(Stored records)

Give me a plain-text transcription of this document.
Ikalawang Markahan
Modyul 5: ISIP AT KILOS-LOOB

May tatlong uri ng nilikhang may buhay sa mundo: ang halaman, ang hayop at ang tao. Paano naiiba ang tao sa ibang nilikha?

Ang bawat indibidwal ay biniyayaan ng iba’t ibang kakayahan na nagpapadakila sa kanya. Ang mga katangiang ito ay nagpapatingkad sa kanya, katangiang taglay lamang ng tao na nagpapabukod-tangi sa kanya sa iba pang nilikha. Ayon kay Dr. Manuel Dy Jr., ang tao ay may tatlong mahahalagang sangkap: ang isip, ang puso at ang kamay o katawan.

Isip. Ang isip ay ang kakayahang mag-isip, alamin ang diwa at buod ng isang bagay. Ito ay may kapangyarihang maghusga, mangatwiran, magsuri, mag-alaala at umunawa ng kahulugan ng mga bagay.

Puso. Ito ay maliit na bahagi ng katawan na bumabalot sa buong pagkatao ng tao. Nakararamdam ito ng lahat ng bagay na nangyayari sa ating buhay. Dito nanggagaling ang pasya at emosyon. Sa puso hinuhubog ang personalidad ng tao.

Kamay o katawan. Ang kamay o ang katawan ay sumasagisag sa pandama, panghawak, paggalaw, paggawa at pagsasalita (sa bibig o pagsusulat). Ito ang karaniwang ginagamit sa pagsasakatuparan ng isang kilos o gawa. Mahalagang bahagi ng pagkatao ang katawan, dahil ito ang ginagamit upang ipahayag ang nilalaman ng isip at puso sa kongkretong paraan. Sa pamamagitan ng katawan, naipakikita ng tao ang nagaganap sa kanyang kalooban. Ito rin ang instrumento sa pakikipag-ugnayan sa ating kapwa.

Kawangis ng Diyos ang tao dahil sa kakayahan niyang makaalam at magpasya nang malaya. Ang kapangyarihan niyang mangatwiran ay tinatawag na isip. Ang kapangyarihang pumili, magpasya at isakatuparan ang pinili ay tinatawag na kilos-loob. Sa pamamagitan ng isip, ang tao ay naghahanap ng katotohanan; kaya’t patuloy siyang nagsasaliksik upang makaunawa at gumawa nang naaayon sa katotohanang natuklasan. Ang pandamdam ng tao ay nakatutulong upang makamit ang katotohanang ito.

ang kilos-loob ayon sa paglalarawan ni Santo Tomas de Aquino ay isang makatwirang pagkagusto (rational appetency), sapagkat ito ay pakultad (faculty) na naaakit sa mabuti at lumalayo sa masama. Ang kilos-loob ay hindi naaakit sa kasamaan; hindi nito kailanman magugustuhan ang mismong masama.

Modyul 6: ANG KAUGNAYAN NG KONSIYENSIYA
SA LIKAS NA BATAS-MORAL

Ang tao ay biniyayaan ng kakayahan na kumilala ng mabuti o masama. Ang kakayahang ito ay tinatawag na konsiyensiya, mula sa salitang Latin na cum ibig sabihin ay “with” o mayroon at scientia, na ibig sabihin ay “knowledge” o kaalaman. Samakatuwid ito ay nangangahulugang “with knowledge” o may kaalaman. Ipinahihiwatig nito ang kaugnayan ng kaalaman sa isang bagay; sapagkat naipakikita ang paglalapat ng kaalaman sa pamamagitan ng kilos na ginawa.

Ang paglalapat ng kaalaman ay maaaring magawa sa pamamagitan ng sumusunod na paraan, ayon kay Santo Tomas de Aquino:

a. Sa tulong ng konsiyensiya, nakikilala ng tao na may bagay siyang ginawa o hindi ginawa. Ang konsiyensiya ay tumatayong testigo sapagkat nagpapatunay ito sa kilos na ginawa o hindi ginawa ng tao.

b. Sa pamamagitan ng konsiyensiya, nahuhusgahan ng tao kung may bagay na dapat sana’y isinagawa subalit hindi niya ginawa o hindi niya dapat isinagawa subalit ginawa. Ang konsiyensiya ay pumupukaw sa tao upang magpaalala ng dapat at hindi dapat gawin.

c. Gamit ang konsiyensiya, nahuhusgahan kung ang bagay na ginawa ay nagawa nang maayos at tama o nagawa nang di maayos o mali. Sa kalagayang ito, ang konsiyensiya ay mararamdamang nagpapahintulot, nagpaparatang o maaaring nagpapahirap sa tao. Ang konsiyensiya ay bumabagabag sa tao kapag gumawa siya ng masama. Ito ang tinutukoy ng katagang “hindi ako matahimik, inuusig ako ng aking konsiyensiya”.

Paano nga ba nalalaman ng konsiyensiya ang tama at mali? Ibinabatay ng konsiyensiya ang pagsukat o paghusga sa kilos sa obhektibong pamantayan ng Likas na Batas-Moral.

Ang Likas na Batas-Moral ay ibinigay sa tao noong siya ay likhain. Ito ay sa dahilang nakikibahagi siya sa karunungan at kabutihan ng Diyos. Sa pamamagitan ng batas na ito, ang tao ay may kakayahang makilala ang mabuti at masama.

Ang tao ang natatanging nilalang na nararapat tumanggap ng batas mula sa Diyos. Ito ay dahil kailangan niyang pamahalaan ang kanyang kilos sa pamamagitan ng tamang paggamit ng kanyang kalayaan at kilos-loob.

INSTRUCTIONS FOR THE TASK
Return each entry from above without altering a single character.

ANSWER FOR THE TASK
Give me a plain-text transcription of this document.
Ikalawang Markahan
Modyul 5: ISIP AT KILOS-LOOB

May tatlong uri ng nilikhang may buhay sa mundo: ang halaman, ang hayop at ang tao. Paano naiiba ang tao sa ibang nilikha?

Ang bawat indibidwal ay biniyayaan ng iba’t ibang kakayahan na nagpapadakila sa kanya. Ang mga katangiang ito ay nagpapatingkad sa kanya, katangiang taglay lamang ng tao na nagpapabukod-tangi sa kanya sa iba pang nilikha. Ayon kay Dr. Manuel Dy Jr., ang tao ay may tatlong mahahalagang sangkap: ang isip, ang puso at ang kamay o katawan.

Isip. Ang isip ay ang kakayahang mag-isip, alamin ang diwa at buod ng isang bagay. Ito ay may kapangyarihang maghusga, mangatwiran, magsuri, mag-alaala at umunawa ng kahulugan ng mga bagay.

Puso. Ito ay maliit na bahagi ng katawan na bumabalot sa buong pagkatao ng tao. Nakararamdam ito ng lahat ng bagay na nangyayari sa ating buhay. Dito nanggagaling ang pasya at emosyon. Sa puso hinuhubog ang personalidad ng tao.

Kamay o katawan. Ang kamay o ang katawan ay sumasagisag sa pandama, panghawak, paggalaw, paggawa at pagsasalita (sa bibig o pagsusulat). Ito ang karaniwang ginagamit sa pagsasakatuparan ng isang kilos o gawa. Mahalagang bahagi ng pagkatao ang katawan, dahil ito ang ginagamit upang ipahayag ang nilalaman ng isip at puso sa kongkretong paraan. Sa pamamagitan ng katawan, naipakikita ng tao ang nagaganap sa kanyang kalooban. Ito rin ang instrumento sa pakikipag-ugnayan sa ating kapwa.

Kawangis ng Diyos ang tao dahil sa kakayahan niyang makaalam at magpasya nang malaya. Ang kapangyarihan niyang mangatwiran ay tinatawag na isip. Ang kapangyarihang pumili, magpasya at isakatuparan ang pinili ay tinatawag na kilos-loob. Sa pamamagitan ng isip, ang tao ay naghahanap ng katotohanan; kaya’t patuloy siyang nagsasaliksik upang makaunawa at gumawa nang naaayon sa katotohanang natuklasan. Ang pandamdam ng tao ay nakatutulong upang makamit ang katotohanang ito.

ang kilos-loob ayon sa paglalarawan ni Santo Tomas de Aquino ay isang makatwirang pagkagusto (rational appetency), sapagkat ito ay pakultad (faculty) na naaakit sa mabuti at lumalayo sa masama. Ang kilos-loob ay hindi naaakit sa kasamaan; hindi nito kailanman magugustuhan ang mismong masama.

Modyul 6: ANG KAUGNAYAN NG KONSIYENSIYA
SA LIKAS NA BATAS-MORAL

Ang tao ay biniyayaan ng kakayahan na kumilala ng mabuti o masama. Ang kakayahang ito ay tinatawag na konsiyensiya, mula sa salitang Latin na cum ibig sabihin ay “with” o mayroon at scientia, na ibig sabihin ay “knowledge” o kaalaman. Samakatuwid ito ay nangangahulugang “with knowledge” o may kaalaman. Ipinahihiwatig nito ang kaugnayan ng kaalaman sa isang bagay; sapagkat naipakikita ang paglalapat ng kaalaman sa pamamagitan ng kilos na ginawa.

Ang paglalapat ng kaalaman ay maaaring magawa sa pamamagitan ng sumusunod na paraan, ayon kay Santo Tomas de Aquino:

a. Sa tulong ng konsiyensiya, nakikilala ng tao na may bagay siyang ginawa o hindi ginawa. Ang konsiyensiya ay tumatayong testigo sapagkat nagpapatunay ito sa kilos na ginawa o hindi ginawa ng tao.

b. Sa pamamagitan ng konsiyensiya, nahuhusgahan ng tao kung may bagay na dapat sana’y isinagawa subalit hindi niya ginawa o hindi niya dapat isinagawa subalit ginawa. Ang konsiyensiya ay pumupukaw sa tao upang magpaalala ng dapat at hindi dapat gawin.

c. Gamit ang konsiyensiya, nahuhusgahan kung ang bagay na ginawa ay nagawa nang maayos at tama o nagawa nang di maayos o mali. Sa kalagayang ito, ang konsiyensiya ay mararamdamang nagpapahintulot, nagpaparatang o maaaring nagpapahirap sa tao. Ang konsiyensiya ay bumabagabag sa tao kapag gumawa siya ng masama. Ito ang tinutukoy ng katagang “hindi ako matahimik, inuusig ako ng aking konsiyensiya”.

Paano nga ba nalalaman ng konsiyensiya ang tama at mali? Ibinabatay ng konsiyensiya ang pagsukat o paghusga sa kilos sa obhektibong pamantayan ng Likas na Batas-Moral.

Ang Likas na Batas-Moral ay ibinigay sa tao noong siya ay likhain. Ito ay sa dahilang nakikibahagi siya sa karunungan at kabutihan ng Diyos. Sa pamamagitan ng batas na ito, ang tao ay may kakayahang makilala ang mabuti at masama.

Ang tao ang natatanging nilalang na nararapat tumanggap ng batas mula sa Diyos. Ito ay dahil kailangan niyang pamahalaan ang kanyang kilos sa pamamagitan ng tamang paggamit ng kanyang kalayaan at kilos-loob.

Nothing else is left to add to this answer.